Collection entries
◆ ◆ ◆ ◆
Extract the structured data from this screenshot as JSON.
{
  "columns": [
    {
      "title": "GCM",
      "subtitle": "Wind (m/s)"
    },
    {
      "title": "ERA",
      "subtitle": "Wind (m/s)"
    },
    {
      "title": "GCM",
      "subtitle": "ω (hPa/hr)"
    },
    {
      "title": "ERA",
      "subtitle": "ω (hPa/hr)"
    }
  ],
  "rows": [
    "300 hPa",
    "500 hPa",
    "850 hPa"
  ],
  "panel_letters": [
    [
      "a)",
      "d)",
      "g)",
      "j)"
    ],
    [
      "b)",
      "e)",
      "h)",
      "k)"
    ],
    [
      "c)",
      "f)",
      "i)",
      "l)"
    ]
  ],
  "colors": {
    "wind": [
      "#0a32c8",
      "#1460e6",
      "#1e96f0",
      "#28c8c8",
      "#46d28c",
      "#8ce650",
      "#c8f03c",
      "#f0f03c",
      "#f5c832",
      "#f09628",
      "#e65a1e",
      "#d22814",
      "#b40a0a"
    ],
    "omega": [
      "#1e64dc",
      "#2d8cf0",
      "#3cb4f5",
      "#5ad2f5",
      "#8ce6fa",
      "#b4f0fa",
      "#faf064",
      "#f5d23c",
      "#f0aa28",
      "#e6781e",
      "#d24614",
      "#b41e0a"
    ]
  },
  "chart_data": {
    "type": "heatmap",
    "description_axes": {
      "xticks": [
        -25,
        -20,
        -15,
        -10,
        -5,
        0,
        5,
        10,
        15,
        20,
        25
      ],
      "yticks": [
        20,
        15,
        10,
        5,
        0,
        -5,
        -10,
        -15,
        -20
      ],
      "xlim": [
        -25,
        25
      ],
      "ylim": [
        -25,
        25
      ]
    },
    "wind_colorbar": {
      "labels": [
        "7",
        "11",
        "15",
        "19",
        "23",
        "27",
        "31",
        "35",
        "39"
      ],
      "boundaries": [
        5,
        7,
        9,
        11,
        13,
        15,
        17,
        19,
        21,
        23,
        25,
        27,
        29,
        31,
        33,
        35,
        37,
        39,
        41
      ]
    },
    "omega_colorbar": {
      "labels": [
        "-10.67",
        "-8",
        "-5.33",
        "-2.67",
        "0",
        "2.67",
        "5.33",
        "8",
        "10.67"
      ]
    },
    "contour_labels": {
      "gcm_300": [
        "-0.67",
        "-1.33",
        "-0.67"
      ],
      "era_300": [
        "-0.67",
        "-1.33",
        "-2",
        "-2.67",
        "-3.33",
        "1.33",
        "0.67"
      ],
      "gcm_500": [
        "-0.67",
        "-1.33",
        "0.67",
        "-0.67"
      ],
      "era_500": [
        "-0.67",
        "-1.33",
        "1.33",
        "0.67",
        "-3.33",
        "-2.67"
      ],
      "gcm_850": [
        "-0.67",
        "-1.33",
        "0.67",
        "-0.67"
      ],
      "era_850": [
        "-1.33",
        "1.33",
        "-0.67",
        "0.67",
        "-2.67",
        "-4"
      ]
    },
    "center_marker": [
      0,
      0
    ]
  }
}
◆ ◆ ◆ ◆
▶ _Requirement_: Transcribe every line of the data, exactly as it stands.

▶ _Result of this exercise_:
Extract the structured data from this screenshot as JSON.
{
  "columns": [
    {
      "title": "GCM",
      "subtitle": "Wind (m/s)"
    },
    {
      "title": "ERA",
      "subtitle": "Wind (m/s)"
    },
    {
      "title": "GCM",
      "subtitle": "ω (hPa/hr)"
    },
    {
      "title": "ERA",
      "subtitle": "ω (hPa/hr)"
    }
  ],
  "rows": [
    "300 hPa",
    "500 hPa",
    "850 hPa"
  ],
  "panel_letters": [
    [
      "a)",
      "d)",
      "g)",
      "j)"
    ],
    [
      "b)",
      "e)",
      "h)",
      "k)"
    ],
    [
      "c)",
      "f)",
      "i)",
      "l)"
    ]
  ],
  "colors": {
    "wind": [
      "#0a32c8",
      "#1460e6",
      "#1e96f0",
      "#28c8c8",
      "#46d28c",
      "#8ce650",
      "#c8f03c",
      "#f0f03c",
      "#f5c832",
      "#f09628",
      "#e65a1e",
      "#d22814",
      "#b40a0a"
    ],
    "omega": [
      "#1e64dc",
      "#2d8cf0",
      "#3cb4f5",
      "#5ad2f5",
      "#8ce6fa",
      "#b4f0fa",
      "#faf064",
      "#f5d23c",
      "#f0aa28",
      "#e6781e",
      "#d24614",
      "#b41e0a"
    ]
  },
  "chart_data": {
    "type": "heatmap",
    "description_axes": {
      "xticks": [
        -25,
        -20,
        -15,
        -10,
        -5,
        0,
        5,
        10,
        15,
        20,
        25
      ],
      "yticks": [
        20,
        15,
        10,
        5,
        0,
        -5,
        -10,
        -15,
        -20
      ],
      "xlim": [
        -25,
        25
      ],
      "ylim": [
        -25,
        25
      ]
    },
    "wind_colorbar": {
      "labels": [
        "7",
        "11",
        "15",
        "19",
        "23",
        "27",
        "31",
        "35",
        "39"
      ],
      "boundaries": [
        5,
        7,
        9,
        11,
        13,
        15,
        17,
        19,
        21,
        23,
        25,
        27,
        29,
        31,
        33,
        35,
        37,
        39,
        41
      ]
    },
    "omega_colorbar": {
      "labels": [
        "-10.67",
        "-8",
        "-5.33",
        "-2.67",
        "0",
        "2.67",
        "5.33",
        "8",
        "10.67"
      ]
    },
    "contour_labels": {
      "gcm_300": [
        "-0.67",
        "-1.33",
        "-0.67"
      ],
      "era_300": [
        "-0.67",
        "-1.33",
        "-2",
        "-2.67",
        "-3.33",
        "1.33",
        "0.67"
      ],
      "gcm_500": [
        "-0.67",
        "-1.33",
        "0.67",
        "-0.67"
      ],
      "era_500": [
        "-0.67",
        "-1.33",
        "1.33",
        "0.67",
        "-3.33",
        "-2.67"
      ],
      "gcm_850": [
        "-0.67",
        "-1.33",
        "0.67",
        "-0.67"
      ],
      "era_850": [
        "-1.33",
        "1.33",
        "-0.67",
        "0.67",
        "-2.67",
        "-4"
      ]
    },
    "center_marker": [
      0,
      0
    ]
  }
}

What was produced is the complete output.